● Goal of the exercise: Check each line below for the word "drzewo", and copy those that have it.

▽

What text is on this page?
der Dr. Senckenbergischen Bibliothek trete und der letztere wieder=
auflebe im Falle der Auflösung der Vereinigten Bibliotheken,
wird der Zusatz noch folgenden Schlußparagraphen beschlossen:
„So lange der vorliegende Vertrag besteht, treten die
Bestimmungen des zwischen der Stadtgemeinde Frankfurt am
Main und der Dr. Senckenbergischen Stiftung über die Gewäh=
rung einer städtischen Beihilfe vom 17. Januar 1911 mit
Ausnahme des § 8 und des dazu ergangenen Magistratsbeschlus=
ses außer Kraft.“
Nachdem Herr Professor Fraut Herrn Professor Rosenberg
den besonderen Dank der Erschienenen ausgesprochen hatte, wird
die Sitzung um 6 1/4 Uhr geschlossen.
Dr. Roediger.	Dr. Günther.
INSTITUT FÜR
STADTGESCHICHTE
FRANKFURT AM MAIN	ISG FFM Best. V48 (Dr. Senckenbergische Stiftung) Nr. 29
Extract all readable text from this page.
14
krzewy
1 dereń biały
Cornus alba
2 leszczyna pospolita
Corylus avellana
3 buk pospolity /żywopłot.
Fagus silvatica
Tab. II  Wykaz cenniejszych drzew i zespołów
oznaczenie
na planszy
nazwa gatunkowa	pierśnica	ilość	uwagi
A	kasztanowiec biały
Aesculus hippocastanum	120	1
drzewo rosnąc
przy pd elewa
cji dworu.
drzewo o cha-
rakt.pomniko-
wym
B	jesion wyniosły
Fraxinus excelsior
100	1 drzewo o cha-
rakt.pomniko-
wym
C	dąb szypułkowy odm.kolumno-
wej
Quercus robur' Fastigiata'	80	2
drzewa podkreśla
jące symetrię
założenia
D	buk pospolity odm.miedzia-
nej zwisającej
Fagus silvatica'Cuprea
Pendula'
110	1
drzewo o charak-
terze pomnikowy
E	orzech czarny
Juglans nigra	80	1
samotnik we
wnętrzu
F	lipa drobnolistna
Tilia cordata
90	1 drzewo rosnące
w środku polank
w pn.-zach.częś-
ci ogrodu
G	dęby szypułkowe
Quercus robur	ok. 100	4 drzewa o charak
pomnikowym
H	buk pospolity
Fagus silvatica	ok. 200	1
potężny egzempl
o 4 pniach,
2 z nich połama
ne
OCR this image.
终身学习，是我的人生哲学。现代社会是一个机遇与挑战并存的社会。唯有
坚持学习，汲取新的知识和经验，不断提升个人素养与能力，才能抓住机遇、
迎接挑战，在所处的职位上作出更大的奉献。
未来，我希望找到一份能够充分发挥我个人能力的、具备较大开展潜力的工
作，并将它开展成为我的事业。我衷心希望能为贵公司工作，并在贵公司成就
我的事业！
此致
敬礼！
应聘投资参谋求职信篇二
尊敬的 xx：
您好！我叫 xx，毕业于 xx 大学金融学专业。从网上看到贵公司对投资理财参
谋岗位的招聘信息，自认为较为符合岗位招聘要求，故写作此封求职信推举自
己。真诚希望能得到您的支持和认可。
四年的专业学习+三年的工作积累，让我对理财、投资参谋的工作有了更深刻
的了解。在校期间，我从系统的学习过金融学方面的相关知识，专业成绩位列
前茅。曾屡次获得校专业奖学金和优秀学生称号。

△

● Full output:
drzewo rosnąc
drzewo o cha-
100	1 drzewo o cha-
drzewo o charak-
90	1 drzewo rosnące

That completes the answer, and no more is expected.